Stored entries
________________________________________

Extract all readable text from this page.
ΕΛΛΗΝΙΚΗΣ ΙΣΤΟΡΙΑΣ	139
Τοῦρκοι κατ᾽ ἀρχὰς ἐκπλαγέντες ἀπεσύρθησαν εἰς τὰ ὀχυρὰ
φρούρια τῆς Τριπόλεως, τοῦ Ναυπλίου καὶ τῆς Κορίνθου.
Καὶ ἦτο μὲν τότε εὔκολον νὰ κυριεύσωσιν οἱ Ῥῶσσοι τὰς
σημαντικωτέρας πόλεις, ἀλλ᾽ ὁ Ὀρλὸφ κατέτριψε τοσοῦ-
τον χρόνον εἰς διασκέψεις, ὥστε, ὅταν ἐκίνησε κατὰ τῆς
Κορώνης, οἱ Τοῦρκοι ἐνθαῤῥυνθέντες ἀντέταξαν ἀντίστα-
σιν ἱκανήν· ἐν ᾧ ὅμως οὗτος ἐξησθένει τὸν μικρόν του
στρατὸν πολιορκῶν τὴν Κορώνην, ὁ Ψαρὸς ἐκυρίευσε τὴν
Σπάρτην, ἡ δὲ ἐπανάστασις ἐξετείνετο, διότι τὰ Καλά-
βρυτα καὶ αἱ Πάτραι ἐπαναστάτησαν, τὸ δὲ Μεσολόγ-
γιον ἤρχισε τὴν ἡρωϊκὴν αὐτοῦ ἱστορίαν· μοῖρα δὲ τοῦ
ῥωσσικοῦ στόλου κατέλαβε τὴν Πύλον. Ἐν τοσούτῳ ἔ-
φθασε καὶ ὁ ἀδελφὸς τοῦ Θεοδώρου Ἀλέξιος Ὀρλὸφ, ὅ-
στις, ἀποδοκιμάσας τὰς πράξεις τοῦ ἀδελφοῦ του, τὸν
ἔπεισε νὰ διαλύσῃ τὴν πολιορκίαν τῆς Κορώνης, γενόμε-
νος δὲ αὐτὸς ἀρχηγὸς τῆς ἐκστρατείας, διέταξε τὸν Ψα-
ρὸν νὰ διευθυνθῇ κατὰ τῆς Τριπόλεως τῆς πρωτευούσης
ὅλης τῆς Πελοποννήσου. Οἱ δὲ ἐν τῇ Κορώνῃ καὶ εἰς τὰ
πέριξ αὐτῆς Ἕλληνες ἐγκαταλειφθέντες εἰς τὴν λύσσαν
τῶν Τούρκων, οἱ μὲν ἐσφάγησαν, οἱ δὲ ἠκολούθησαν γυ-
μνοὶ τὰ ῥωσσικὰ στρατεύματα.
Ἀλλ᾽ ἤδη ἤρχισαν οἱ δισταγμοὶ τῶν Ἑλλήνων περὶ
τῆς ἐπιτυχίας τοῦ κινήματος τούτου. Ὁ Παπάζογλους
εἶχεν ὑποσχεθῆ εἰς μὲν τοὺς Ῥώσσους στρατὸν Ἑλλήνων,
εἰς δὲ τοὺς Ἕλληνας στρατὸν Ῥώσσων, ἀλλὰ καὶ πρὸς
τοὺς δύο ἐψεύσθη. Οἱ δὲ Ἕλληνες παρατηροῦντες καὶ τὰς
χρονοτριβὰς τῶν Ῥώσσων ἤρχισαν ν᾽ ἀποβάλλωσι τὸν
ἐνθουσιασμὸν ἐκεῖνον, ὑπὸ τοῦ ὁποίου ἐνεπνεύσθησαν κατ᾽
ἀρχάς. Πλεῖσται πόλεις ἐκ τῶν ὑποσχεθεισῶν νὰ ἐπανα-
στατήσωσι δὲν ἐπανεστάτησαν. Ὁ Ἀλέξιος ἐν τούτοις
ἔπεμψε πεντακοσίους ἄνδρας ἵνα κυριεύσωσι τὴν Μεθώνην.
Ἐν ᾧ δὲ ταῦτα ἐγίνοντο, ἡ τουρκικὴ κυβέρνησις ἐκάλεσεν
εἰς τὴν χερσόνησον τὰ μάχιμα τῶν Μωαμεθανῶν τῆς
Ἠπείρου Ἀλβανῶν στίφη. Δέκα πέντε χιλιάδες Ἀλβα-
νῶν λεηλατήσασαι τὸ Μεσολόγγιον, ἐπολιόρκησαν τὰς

________________________________________

- **Problem to solve**
Scan the lines for the string "Ἑλλήνων". Pick out every line that has it.

- **Result**
Ἀλλ᾽ ἤδη ἤρχισαν οἱ δισταγμοὶ τῶν Ἑλλήνων περὶ
εἶχεν ὑποσχεθῆ εἰς μὲν τοὺς Ῥώσσους στρατὸν Ἑλλήνων,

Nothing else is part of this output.